-- Job --
Go through the data below and copy it exactly, skipping every picture.

-- Supplied information --

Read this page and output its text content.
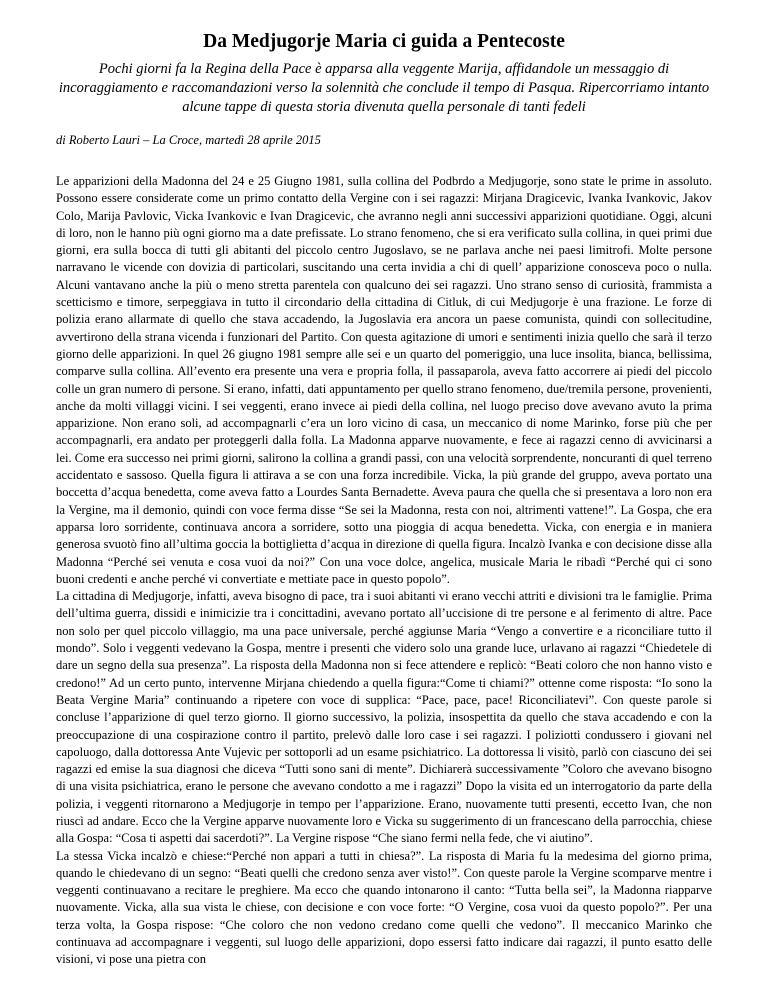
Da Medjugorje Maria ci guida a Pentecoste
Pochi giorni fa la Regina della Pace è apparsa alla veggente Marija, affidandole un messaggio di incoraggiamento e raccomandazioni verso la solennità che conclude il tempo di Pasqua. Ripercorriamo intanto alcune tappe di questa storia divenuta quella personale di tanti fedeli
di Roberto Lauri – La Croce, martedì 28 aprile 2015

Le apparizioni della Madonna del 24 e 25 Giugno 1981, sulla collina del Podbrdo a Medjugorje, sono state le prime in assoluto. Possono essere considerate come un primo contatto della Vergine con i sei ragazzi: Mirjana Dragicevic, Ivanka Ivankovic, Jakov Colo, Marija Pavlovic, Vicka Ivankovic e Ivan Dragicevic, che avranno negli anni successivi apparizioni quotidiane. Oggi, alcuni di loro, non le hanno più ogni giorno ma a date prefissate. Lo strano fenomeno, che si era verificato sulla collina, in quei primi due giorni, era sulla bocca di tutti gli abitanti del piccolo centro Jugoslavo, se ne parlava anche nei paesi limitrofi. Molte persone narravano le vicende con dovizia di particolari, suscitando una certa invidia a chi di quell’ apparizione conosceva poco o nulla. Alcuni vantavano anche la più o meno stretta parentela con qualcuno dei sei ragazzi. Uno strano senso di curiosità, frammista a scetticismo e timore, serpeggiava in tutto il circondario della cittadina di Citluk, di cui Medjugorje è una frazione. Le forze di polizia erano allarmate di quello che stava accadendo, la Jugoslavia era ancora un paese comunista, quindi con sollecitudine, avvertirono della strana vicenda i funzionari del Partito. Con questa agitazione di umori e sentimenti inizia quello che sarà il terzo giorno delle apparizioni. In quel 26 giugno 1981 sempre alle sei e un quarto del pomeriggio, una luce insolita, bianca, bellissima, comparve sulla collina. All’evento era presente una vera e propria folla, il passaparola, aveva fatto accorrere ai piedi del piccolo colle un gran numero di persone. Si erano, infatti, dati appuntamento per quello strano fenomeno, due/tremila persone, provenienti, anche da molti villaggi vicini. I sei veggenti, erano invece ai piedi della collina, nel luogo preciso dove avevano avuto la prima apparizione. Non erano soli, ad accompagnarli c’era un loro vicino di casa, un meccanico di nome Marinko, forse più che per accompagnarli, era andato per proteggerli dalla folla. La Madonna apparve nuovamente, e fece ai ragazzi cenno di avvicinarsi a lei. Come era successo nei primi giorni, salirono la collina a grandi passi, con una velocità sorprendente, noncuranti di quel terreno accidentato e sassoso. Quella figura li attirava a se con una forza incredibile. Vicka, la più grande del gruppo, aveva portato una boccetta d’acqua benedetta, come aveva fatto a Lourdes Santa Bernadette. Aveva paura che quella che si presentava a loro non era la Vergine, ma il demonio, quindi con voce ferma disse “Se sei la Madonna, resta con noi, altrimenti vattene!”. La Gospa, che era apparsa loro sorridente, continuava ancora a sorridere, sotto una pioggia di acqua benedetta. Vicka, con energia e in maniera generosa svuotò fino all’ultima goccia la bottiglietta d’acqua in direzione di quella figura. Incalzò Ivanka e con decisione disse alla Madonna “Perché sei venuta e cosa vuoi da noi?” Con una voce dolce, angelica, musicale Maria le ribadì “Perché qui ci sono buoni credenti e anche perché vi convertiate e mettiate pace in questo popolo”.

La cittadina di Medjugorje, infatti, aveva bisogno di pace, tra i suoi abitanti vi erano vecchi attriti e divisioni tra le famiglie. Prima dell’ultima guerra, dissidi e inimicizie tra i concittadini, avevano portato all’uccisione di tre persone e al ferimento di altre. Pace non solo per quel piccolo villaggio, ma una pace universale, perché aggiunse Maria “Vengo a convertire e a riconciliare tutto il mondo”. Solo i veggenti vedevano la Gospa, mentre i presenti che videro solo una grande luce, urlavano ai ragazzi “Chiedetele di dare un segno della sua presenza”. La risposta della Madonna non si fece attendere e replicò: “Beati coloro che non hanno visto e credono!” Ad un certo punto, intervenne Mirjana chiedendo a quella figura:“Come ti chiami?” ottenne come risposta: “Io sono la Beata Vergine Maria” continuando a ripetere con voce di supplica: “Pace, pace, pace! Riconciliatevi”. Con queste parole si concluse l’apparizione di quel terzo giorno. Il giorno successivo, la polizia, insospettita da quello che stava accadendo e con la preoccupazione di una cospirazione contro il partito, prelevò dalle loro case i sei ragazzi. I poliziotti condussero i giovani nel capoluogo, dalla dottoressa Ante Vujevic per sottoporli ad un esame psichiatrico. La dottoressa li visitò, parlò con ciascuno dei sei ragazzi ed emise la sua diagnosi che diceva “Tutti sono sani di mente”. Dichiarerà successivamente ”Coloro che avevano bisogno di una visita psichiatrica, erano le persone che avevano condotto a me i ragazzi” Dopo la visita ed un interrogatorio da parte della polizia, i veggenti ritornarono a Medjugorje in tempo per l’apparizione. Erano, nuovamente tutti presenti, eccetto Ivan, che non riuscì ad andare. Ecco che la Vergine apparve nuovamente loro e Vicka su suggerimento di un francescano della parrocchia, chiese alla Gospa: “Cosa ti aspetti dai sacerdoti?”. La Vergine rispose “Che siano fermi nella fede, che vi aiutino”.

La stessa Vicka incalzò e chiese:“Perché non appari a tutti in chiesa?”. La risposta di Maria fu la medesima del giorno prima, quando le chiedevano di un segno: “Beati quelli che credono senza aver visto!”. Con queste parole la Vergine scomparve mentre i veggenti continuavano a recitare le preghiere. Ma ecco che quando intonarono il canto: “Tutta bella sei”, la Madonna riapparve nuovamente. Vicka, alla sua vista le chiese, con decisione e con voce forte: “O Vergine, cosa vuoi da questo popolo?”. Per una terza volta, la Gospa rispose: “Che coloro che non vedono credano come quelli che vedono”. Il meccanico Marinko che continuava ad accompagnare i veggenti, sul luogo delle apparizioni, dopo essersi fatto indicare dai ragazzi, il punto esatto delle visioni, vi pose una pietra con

-- Completed exercise --
Read this page and output its text content.
Da Medjugorje Maria ci guida a Pentecoste
Pochi giorni fa la Regina della Pace è apparsa alla veggente Marija, affidandole un messaggio di incoraggiamento e raccomandazioni verso la solennità che conclude il tempo di Pasqua. Ripercorriamo intanto alcune tappe di questa storia divenuta quella personale di tanti fedeli
di Roberto Lauri – La Croce, martedì 28 aprile 2015

Le apparizioni della Madonna del 24 e 25 Giugno 1981, sulla collina del Podbrdo a Medjugorje, sono state le prime in assoluto. Possono essere considerate come un primo contatto della Vergine con i sei ragazzi: Mirjana Dragicevic, Ivanka Ivankovic, Jakov Colo, Marija Pavlovic, Vicka Ivankovic e Ivan Dragicevic, che avranno negli anni successivi apparizioni quotidiane. Oggi, alcuni di loro, non le hanno più ogni giorno ma a date prefissate. Lo strano fenomeno, che si era verificato sulla collina, in quei primi due giorni, era sulla bocca di tutti gli abitanti del piccolo centro Jugoslavo, se ne parlava anche nei paesi limitrofi. Molte persone narravano le vicende con dovizia di particolari, suscitando una certa invidia a chi di quell’ apparizione conosceva poco o nulla. Alcuni vantavano anche la più o meno stretta parentela con qualcuno dei sei ragazzi. Uno strano senso di curiosità, frammista a scetticismo e timore, serpeggiava in tutto il circondario della cittadina di Citluk, di cui Medjugorje è una frazione. Le forze di polizia erano allarmate di quello che stava accadendo, la Jugoslavia era ancora un paese comunista, quindi con sollecitudine, avvertirono della strana vicenda i funzionari del Partito. Con questa agitazione di umori e sentimenti inizia quello che sarà il terzo giorno delle apparizioni. In quel 26 giugno 1981 sempre alle sei e un quarto del pomeriggio, una luce insolita, bianca, bellissima, comparve sulla collina. All’evento era presente una vera e propria folla, il passaparola, aveva fatto accorrere ai piedi del piccolo colle un gran numero di persone. Si erano, infatti, dati appuntamento per quello strano fenomeno, due/tremila persone, provenienti, anche da molti villaggi vicini. I sei veggenti, erano invece ai piedi della collina, nel luogo preciso dove avevano avuto la prima apparizione. Non erano soli, ad accompagnarli c’era un loro vicino di casa, un meccanico di nome Marinko, forse più che per accompagnarli, era andato per proteggerli dalla folla. La Madonna apparve nuovamente, e fece ai ragazzi cenno di avvicinarsi a lei. Come era successo nei primi giorni, salirono la collina a grandi passi, con una velocità sorprendente, noncuranti di quel terreno accidentato e sassoso. Quella figura li attirava a se con una forza incredibile. Vicka, la più grande del gruppo, aveva portato una boccetta d’acqua benedetta, come aveva fatto a Lourdes Santa Bernadette. Aveva paura che quella che si presentava a loro non era la Vergine, ma il demonio, quindi con voce ferma disse “Se sei la Madonna, resta con noi, altrimenti vattene!”. La Gospa, che era apparsa loro sorridente, continuava ancora a sorridere, sotto una pioggia di acqua benedetta. Vicka, con energia e in maniera generosa svuotò fino all’ultima goccia la bottiglietta d’acqua in direzione di quella figura. Incalzò Ivanka e con decisione disse alla Madonna “Perché sei venuta e cosa vuoi da noi?” Con una voce dolce, angelica, musicale Maria le ribadì “Perché qui ci sono buoni credenti e anche perché vi convertiate e mettiate pace in questo popolo”.

La cittadina di Medjugorje, infatti, aveva bisogno di pace, tra i suoi abitanti vi erano vecchi attriti e divisioni tra le famiglie. Prima dell’ultima guerra, dissidi e inimicizie tra i concittadini, avevano portato all’uccisione di tre persone e al ferimento di altre. Pace non solo per quel piccolo villaggio, ma una pace universale, perché aggiunse Maria “Vengo a convertire e a riconciliare tutto il mondo”. Solo i veggenti vedevano la Gospa, mentre i presenti che videro solo una grande luce, urlavano ai ragazzi “Chiedetele di dare un segno della sua presenza”. La risposta della Madonna non si fece attendere e replicò: “Beati coloro che non hanno visto e credono!” Ad un certo punto, intervenne Mirjana chiedendo a quella figura:“Come ti chiami?” ottenne come risposta: “Io sono la Beata Vergine Maria” continuando a ripetere con voce di supplica: “Pace, pace, pace! Riconciliatevi”. Con queste parole si concluse l’apparizione di quel terzo giorno. Il giorno successivo, la polizia, insospettita da quello che stava accadendo e con la preoccupazione di una cospirazione contro il partito, prelevò dalle loro case i sei ragazzi. I poliziotti condussero i giovani nel capoluogo, dalla dottoressa Ante Vujevic per sottoporli ad un esame psichiatrico. La dottoressa li visitò, parlò con ciascuno dei sei ragazzi ed emise la sua diagnosi che diceva “Tutti sono sani di mente”. Dichiarerà successivamente ”Coloro che avevano bisogno di una visita psichiatrica, erano le persone che avevano condotto a me i ragazzi” Dopo la visita ed un interrogatorio da parte della polizia, i veggenti ritornarono a Medjugorje in tempo per l’apparizione. Erano, nuovamente tutti presenti, eccetto Ivan, che non riuscì ad andare. Ecco che la Vergine apparve nuovamente loro e Vicka su suggerimento di un francescano della parrocchia, chiese alla Gospa: “Cosa ti aspetti dai sacerdoti?”. La Vergine rispose “Che siano fermi nella fede, che vi aiutino”.

La stessa Vicka incalzò e chiese:“Perché non appari a tutti in chiesa?”. La risposta di Maria fu la medesima del giorno prima, quando le chiedevano di un segno: “Beati quelli che credono senza aver visto!”. Con queste parole la Vergine scomparve mentre i veggenti continuavano a recitare le preghiere. Ma ecco che quando intonarono il canto: “Tutta bella sei”, la Madonna riapparve nuovamente. Vicka, alla sua vista le chiese, con decisione e con voce forte: “O Vergine, cosa vuoi da questo popolo?”. Per una terza volta, la Gospa rispose: “Che coloro che non vedono credano come quelli che vedono”. Il meccanico Marinko che continuava ad accompagnare i veggenti, sul luogo delle apparizioni, dopo essersi fatto indicare dai ragazzi, il punto esatto delle visioni, vi pose una pietra con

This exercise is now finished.